WHAT IS NEEDED
In the listing below, locate the lines that hold the string "increase". Copy those lines.
** Begin DATA FOR THIS TASK **
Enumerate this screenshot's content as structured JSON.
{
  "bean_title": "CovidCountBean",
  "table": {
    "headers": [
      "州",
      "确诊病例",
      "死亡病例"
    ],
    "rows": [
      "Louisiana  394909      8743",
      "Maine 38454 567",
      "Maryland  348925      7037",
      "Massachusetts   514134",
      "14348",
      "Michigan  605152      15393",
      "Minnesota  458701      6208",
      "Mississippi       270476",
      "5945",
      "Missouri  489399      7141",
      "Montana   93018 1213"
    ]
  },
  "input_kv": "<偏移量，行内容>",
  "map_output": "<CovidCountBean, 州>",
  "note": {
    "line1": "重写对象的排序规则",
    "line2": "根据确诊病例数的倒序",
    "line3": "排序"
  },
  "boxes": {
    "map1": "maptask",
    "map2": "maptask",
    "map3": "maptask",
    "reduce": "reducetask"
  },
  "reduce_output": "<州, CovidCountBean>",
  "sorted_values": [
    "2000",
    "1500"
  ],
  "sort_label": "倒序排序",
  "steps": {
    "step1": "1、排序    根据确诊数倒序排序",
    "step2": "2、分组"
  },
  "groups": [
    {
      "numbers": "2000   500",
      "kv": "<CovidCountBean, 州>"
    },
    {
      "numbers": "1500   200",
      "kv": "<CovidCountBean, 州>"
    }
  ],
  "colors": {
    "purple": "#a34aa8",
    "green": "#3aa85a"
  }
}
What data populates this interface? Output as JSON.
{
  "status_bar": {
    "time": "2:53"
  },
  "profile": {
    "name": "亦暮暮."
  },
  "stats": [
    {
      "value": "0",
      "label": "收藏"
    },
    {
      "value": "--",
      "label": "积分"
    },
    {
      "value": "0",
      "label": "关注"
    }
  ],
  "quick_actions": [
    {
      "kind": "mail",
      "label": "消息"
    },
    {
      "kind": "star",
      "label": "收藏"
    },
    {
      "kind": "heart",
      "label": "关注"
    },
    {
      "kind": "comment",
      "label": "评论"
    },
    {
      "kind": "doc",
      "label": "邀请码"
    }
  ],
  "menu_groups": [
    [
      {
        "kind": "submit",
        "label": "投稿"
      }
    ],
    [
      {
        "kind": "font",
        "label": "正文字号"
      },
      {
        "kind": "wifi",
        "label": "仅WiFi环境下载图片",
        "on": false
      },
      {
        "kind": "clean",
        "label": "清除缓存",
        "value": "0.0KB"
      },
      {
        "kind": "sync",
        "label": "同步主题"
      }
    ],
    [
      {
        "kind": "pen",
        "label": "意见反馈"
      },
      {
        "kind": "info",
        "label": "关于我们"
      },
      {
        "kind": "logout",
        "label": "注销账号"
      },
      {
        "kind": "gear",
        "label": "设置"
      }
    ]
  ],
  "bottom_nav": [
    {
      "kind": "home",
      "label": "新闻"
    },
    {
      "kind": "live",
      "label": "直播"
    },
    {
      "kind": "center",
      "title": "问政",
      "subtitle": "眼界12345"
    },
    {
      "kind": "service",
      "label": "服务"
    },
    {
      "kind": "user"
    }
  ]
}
** End DATA FOR THIS TASK **
** Begin DATA FOR THIS TASK **
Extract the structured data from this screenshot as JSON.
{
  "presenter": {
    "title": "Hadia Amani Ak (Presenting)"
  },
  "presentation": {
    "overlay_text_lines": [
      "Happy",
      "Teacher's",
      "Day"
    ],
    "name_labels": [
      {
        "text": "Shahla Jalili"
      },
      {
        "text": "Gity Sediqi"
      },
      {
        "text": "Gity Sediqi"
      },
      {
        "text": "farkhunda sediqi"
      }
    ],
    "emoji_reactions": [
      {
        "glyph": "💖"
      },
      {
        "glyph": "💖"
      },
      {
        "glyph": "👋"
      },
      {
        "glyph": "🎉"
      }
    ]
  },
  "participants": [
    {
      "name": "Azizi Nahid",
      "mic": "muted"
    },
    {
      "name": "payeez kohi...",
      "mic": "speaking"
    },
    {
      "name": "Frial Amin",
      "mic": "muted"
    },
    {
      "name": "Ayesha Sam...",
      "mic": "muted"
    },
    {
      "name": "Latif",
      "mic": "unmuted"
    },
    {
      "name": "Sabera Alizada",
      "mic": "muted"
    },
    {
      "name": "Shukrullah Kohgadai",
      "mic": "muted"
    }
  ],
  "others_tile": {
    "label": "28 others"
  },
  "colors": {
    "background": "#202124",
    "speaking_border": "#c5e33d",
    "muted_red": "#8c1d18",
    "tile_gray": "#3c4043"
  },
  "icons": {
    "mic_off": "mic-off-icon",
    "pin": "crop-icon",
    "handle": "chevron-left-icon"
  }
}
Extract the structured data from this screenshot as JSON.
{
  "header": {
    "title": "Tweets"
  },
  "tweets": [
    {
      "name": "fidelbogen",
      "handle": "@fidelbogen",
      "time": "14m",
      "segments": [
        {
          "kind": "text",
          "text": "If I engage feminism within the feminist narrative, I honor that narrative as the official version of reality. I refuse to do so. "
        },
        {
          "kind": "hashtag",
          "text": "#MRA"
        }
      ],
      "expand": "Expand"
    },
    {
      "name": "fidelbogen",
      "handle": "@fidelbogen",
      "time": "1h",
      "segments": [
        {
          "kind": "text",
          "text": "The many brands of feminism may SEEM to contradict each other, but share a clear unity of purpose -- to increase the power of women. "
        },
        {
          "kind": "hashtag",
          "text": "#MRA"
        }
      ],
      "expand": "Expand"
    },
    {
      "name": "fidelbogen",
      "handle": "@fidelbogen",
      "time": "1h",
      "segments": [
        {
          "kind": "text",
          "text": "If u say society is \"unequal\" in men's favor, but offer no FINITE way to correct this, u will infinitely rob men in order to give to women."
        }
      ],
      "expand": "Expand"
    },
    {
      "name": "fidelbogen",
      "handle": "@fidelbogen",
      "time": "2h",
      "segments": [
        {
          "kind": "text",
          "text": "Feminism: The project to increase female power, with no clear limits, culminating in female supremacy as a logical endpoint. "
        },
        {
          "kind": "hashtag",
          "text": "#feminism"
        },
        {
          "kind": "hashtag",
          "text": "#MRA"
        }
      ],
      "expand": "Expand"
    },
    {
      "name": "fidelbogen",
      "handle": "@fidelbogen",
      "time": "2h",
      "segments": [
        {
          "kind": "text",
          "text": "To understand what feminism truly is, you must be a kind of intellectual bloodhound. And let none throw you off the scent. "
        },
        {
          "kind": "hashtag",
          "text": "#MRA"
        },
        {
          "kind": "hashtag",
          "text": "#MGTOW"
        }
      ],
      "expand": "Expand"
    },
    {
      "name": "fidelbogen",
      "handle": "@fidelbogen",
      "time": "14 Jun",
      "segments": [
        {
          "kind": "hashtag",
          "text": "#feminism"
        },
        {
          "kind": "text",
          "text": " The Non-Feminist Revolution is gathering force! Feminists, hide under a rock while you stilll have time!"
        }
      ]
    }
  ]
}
** End DATA FOR THIS TASK **
RESPONSE
          "text": "The many brands of feminism may SEEM to contradict each other, but share a clear unity of purpose -- to increase the power of women. "
          "text": "Feminism: The project to increase female power, with no clear limits, culminating in female supremacy as a logical endpoint. "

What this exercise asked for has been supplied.